Short problem >> Copy every line of the following data that includes the string "Ctrl".

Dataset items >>
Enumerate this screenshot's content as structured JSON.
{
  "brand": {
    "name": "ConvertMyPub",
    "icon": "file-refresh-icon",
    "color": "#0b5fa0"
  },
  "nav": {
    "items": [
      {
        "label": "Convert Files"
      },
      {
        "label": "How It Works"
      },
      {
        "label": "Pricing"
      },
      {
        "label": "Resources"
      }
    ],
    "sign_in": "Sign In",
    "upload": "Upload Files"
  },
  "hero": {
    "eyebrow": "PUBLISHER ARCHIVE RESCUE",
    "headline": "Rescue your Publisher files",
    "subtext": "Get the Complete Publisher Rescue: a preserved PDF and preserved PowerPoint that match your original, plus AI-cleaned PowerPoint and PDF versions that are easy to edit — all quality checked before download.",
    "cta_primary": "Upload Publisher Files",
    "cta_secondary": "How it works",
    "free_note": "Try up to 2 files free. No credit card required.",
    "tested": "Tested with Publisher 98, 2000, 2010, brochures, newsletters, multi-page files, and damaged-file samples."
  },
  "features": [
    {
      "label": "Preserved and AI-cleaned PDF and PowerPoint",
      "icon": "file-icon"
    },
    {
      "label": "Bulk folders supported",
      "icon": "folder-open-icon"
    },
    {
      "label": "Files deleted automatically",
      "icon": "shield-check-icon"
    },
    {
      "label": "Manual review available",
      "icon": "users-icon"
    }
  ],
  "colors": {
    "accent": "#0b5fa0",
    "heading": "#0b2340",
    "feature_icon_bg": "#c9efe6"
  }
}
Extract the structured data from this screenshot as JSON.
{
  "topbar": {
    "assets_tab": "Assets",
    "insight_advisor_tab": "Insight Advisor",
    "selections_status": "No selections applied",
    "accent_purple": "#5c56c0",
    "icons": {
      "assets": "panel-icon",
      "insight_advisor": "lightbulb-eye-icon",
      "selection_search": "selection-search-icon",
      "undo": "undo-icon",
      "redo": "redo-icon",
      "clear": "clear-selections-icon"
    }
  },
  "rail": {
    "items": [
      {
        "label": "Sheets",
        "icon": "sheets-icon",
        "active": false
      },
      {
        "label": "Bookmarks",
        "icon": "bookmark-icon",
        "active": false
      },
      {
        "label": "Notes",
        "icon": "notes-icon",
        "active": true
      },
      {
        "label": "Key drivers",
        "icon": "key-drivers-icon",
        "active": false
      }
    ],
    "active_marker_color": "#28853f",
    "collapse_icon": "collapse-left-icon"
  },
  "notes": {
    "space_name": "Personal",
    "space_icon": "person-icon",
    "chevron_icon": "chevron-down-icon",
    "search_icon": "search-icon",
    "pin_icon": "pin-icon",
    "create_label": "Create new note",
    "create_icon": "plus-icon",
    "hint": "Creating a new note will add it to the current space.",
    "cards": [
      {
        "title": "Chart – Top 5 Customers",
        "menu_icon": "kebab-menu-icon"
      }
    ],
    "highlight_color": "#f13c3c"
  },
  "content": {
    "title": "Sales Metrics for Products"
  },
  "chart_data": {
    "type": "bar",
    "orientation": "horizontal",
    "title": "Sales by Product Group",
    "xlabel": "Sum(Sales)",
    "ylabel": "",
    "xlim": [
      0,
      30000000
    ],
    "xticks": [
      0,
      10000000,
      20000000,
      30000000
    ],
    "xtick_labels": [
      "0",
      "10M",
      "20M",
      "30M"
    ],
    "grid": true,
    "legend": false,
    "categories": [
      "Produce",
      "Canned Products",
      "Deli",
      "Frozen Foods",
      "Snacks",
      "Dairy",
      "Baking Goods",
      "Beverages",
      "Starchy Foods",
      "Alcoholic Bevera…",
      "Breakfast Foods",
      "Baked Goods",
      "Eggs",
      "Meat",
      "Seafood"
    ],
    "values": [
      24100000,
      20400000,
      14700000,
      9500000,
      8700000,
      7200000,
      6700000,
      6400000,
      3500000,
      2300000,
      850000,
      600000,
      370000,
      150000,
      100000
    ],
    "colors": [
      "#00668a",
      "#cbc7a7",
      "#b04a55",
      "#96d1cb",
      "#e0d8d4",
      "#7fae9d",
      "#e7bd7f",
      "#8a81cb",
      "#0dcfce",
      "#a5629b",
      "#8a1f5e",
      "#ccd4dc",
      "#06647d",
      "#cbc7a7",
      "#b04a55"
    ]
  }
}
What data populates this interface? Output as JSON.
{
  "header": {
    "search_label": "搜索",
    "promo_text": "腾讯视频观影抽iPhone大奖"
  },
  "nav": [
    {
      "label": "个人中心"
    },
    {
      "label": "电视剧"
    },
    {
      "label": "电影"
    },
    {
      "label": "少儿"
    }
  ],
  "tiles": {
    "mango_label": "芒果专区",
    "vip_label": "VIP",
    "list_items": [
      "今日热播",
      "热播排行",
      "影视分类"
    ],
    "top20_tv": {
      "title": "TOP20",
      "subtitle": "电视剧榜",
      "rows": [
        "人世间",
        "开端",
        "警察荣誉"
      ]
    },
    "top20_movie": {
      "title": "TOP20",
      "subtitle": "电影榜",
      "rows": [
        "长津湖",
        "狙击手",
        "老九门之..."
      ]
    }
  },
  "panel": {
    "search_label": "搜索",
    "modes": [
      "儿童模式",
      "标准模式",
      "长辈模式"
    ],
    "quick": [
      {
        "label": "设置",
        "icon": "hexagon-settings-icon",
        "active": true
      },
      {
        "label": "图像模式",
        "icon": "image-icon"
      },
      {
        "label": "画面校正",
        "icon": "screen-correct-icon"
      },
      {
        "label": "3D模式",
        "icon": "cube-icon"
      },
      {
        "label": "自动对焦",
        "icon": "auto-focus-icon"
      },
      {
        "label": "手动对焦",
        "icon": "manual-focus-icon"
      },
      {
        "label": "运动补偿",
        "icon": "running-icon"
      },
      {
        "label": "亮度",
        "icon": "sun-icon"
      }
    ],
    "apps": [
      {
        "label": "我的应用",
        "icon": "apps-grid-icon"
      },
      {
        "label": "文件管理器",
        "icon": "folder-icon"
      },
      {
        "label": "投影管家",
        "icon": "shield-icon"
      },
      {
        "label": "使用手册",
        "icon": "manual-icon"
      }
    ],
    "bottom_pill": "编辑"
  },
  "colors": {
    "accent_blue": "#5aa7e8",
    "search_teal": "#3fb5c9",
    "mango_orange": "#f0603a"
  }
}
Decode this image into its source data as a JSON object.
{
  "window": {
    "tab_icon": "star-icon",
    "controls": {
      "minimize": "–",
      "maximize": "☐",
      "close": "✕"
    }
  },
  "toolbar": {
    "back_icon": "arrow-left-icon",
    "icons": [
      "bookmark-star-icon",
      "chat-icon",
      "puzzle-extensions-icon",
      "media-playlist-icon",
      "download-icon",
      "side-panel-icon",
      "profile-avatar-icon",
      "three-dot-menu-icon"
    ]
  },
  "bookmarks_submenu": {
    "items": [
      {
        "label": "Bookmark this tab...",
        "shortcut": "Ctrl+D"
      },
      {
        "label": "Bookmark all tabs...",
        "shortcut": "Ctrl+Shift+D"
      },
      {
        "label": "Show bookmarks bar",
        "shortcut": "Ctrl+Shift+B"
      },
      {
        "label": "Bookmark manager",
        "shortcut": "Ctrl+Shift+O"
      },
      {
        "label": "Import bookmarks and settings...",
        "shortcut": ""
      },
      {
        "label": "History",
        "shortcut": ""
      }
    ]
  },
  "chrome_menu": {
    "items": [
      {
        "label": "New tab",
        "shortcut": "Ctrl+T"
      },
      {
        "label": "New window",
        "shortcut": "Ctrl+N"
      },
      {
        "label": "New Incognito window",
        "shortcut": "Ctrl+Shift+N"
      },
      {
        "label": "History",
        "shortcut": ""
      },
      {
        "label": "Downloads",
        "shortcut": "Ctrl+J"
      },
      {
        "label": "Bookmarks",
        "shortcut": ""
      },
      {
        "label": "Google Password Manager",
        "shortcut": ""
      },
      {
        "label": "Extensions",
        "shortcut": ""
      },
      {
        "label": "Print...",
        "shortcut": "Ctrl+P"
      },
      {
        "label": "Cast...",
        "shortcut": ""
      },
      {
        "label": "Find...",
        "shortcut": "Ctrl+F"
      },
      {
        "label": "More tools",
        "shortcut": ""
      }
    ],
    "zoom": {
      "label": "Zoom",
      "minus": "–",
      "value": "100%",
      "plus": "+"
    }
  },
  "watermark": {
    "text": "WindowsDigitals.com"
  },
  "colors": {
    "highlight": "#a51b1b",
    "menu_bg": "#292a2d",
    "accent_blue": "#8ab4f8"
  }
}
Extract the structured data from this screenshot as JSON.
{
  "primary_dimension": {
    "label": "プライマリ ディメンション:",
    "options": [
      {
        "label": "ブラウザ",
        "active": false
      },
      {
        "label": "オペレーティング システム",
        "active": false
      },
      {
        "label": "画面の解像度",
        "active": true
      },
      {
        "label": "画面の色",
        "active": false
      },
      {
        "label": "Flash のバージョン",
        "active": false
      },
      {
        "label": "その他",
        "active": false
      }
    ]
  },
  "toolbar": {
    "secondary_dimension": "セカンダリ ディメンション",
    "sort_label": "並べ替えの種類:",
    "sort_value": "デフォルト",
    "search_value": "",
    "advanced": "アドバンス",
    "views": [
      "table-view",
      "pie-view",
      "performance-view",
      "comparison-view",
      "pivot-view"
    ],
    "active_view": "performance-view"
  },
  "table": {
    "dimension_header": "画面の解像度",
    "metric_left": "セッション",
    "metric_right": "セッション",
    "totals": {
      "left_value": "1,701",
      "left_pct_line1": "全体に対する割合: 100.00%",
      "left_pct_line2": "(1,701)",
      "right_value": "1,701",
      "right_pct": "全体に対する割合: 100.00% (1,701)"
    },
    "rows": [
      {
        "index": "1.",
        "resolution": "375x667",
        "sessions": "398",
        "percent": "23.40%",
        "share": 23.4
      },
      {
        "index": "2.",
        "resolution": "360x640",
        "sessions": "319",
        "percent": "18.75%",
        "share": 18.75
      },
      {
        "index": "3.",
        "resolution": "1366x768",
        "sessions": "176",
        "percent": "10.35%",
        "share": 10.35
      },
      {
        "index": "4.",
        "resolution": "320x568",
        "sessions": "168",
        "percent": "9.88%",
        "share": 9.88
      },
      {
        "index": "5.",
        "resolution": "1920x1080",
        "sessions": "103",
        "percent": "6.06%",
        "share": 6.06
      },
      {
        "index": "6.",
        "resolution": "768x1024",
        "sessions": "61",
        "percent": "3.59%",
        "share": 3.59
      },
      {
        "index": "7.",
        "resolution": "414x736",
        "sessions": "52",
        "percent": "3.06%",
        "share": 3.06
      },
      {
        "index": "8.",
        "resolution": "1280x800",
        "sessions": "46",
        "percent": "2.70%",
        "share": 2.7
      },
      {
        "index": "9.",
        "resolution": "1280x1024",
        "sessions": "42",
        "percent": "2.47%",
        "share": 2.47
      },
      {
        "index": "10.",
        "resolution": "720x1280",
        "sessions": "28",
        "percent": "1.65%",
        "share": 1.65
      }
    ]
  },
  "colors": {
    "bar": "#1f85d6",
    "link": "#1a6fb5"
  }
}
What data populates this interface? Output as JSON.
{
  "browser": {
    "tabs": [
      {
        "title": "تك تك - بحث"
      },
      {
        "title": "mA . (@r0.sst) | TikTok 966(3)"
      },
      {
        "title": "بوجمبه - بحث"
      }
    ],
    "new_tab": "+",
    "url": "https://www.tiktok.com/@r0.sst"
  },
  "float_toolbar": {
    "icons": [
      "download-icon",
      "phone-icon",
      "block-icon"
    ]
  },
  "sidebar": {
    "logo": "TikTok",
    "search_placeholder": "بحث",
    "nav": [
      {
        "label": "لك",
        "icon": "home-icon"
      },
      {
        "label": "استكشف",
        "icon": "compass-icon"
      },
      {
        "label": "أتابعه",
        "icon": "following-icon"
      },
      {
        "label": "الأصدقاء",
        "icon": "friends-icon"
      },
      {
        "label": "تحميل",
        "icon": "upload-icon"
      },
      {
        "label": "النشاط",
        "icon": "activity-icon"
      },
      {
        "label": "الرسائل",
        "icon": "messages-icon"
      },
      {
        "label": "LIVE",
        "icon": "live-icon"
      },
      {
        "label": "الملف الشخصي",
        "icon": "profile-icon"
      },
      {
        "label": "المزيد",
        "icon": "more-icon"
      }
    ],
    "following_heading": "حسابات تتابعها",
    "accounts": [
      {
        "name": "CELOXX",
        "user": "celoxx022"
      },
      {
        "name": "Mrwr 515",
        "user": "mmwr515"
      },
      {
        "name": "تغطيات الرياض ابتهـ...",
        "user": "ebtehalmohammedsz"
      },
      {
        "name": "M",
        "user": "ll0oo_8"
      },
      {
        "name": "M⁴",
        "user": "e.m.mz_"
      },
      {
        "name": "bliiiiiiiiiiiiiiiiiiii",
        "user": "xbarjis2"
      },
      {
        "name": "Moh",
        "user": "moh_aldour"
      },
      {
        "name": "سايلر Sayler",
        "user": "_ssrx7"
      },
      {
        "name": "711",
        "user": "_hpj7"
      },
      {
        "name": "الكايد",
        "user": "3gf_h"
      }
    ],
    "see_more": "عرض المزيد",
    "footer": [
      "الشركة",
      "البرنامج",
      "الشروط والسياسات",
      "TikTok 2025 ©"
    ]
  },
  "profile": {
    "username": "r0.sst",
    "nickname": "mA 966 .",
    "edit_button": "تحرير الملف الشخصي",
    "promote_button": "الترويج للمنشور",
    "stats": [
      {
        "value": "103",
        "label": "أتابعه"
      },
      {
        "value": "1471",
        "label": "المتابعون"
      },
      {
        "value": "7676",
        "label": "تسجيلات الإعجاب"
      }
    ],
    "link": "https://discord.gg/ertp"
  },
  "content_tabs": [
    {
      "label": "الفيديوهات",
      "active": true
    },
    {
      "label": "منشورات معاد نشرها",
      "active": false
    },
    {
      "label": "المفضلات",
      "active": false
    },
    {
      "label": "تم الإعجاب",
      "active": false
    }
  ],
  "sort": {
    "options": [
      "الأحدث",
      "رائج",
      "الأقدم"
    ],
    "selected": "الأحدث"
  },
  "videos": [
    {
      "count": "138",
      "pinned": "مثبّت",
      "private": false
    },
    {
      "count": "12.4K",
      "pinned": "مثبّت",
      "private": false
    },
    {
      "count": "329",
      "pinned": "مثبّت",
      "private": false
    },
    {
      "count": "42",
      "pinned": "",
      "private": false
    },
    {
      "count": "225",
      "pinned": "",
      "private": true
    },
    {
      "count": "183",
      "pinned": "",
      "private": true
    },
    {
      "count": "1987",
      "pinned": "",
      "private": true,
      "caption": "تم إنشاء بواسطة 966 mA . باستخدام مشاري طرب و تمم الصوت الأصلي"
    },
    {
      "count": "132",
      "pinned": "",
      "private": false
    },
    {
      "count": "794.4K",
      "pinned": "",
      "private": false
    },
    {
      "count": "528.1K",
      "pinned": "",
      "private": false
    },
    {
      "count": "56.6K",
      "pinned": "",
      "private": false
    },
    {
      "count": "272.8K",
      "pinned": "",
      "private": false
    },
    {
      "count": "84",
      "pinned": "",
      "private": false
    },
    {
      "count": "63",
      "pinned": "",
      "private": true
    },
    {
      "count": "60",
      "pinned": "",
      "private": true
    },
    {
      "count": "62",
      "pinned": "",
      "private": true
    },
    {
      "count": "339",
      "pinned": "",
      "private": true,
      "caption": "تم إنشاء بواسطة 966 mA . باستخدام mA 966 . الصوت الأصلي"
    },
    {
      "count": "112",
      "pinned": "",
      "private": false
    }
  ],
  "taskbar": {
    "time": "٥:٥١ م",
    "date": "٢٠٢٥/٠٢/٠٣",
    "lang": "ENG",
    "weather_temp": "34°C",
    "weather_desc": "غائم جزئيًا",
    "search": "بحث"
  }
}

Completed task >>
        "shortcut": "Ctrl+D"
        "shortcut": "Ctrl+Shift+D"
        "shortcut": "Ctrl+Shift+B"
        "shortcut": "Ctrl+Shift+O"
        "shortcut": "Ctrl+T"
        "shortcut": "Ctrl+N"
        "shortcut": "Ctrl+Shift+N"
        "shortcut": "Ctrl+J"
        "shortcut": "Ctrl+P"
        "shortcut": "Ctrl+F"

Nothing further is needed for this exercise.